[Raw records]
——————

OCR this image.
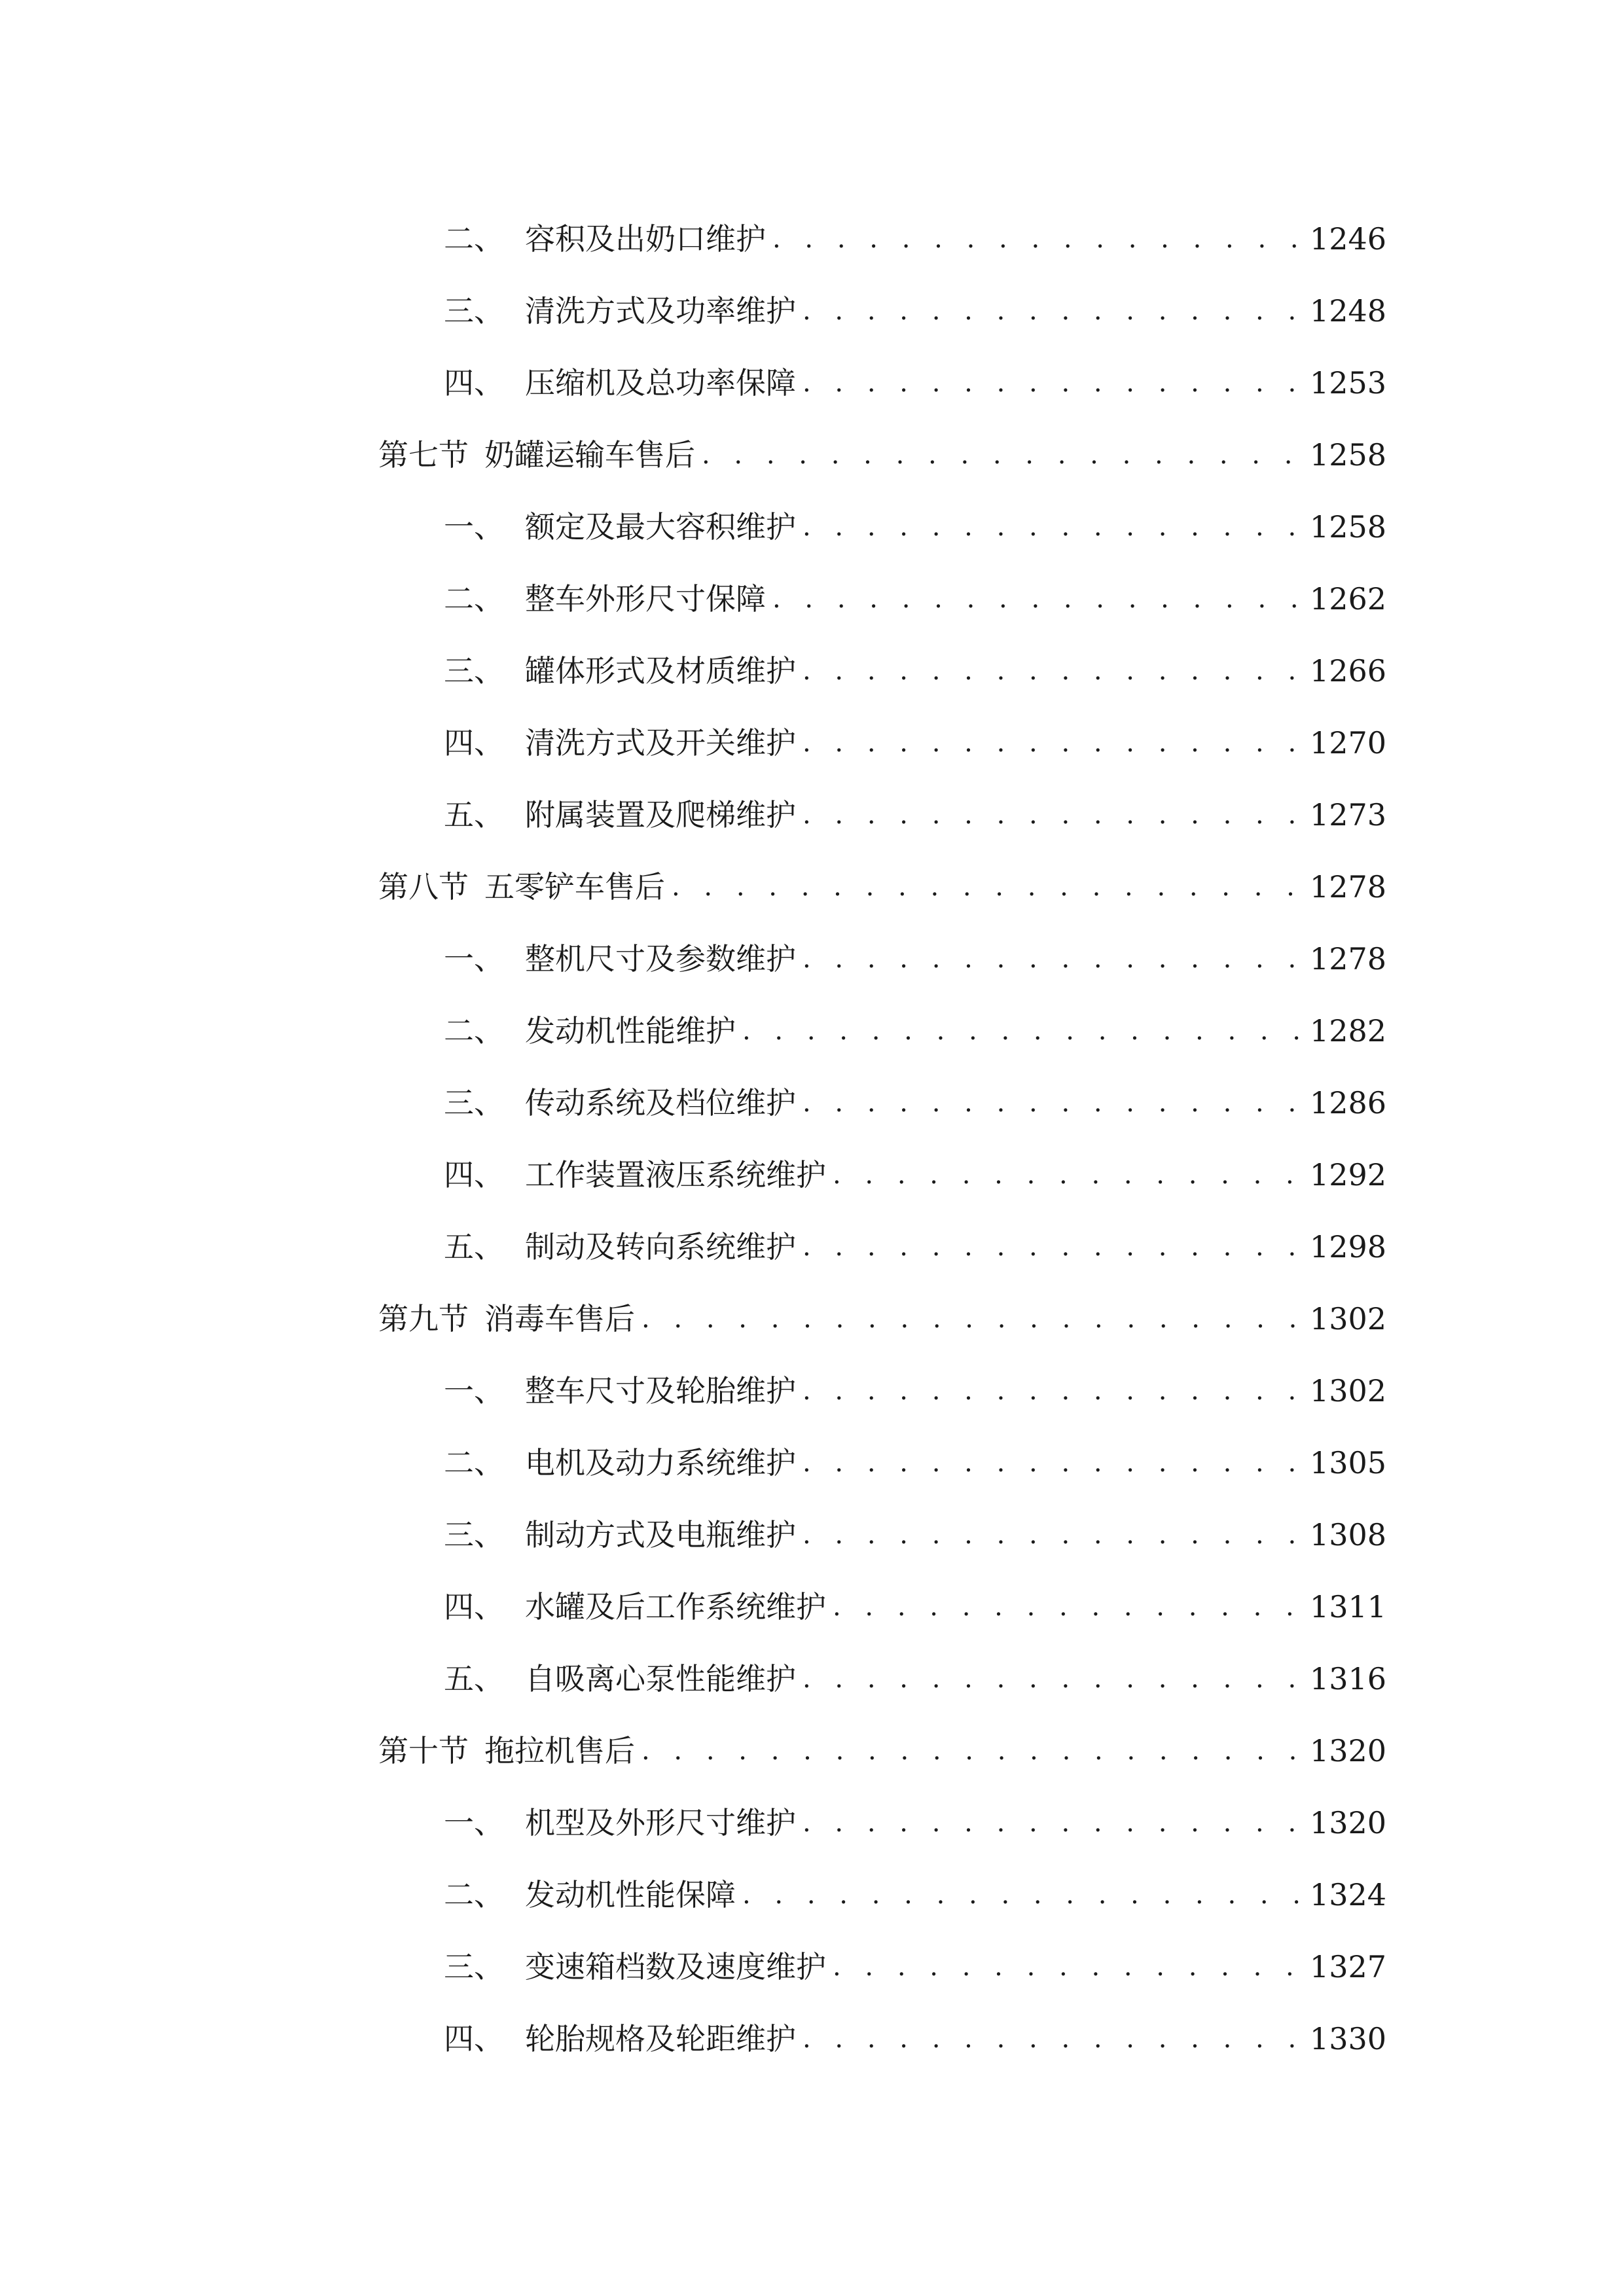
二、 容积及出奶口维护 . . .	1246
三、 清洗方式及功率维护 . . .	1248
四、 压缩机及总功率保障 . . .	1253
第七节 奶罐运输车售后 . . .	1258
一、 额定及最大容积维护 . . .	1258
二、 整车外形尺寸保障 . . .	1262
三、 罐体形式及材质维护 . . .	1266
四、 清洗方式及开关维护 . . .	1270
五、 附属装置及爬梯维护 . . .	1273
第八节 五零铲车售后 . . .	1278
一、 整机尺寸及参数维护 . . .	1278
二、 发动机性能维护 . . .	1282
三、 传动系统及档位维护 . . .	1286
四、 工作装置液压系统维护 . . .	1292
五、 制动及转向系统维护 . . .	1298
第九节 消毒车售后 . . .	1302
一、 整车尺寸及轮胎维护 . . .	1302
二、 电机及动力系统维护 . . .	1305
三、 制动方式及电瓶维护 . . .	1308
四、 水罐及后工作系统维护 . . .	1311
五、 自吸离心泵性能维护 . . .	1316
第十节 拖拉机售后 . . .	1320
一、 机型及外形尺寸维护 . . .	1320
二、 发动机性能保障 . . .	1324
三、 变速箱档数及速度维护 . . .	1327
四、 轮胎规格及轮距维护 . . .	1330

——————

**Your task:** Apart from the pictures, the entries above are to be repeated in full and exactly.

**Exercise output:**
OCR this image.
二、 容积及出奶口维护 . . .	1246
三、 清洗方式及功率维护 . . .	1248
四、 压缩机及总功率保障 . . .	1253
第七节 奶罐运输车售后 . . .	1258
一、 额定及最大容积维护 . . .	1258
二、 整车外形尺寸保障 . . .	1262
三、 罐体形式及材质维护 . . .	1266
四、 清洗方式及开关维护 . . .	1270
五、 附属装置及爬梯维护 . . .	1273
第八节 五零铲车售后 . . .	1278
一、 整机尺寸及参数维护 . . .	1278
二、 发动机性能维护 . . .	1282
三、 传动系统及档位维护 . . .	1286
四、 工作装置液压系统维护 . . .	1292
五、 制动及转向系统维护 . . .	1298
第九节 消毒车售后 . . .	1302
一、 整车尺寸及轮胎维护 . . .	1302
二、 电机及动力系统维护 . . .	1305
三、 制动方式及电瓶维护 . . .	1308
四、 水罐及后工作系统维护 . . .	1311
五、 自吸离心泵性能维护 . . .	1316
第十节 拖拉机售后 . . .	1320
一、 机型及外形尺寸维护 . . .	1320
二、 发动机性能保障 . . .	1324
三、 变速箱档数及速度维护 . . .	1327
四、 轮胎规格及轮距维护 . . .	1330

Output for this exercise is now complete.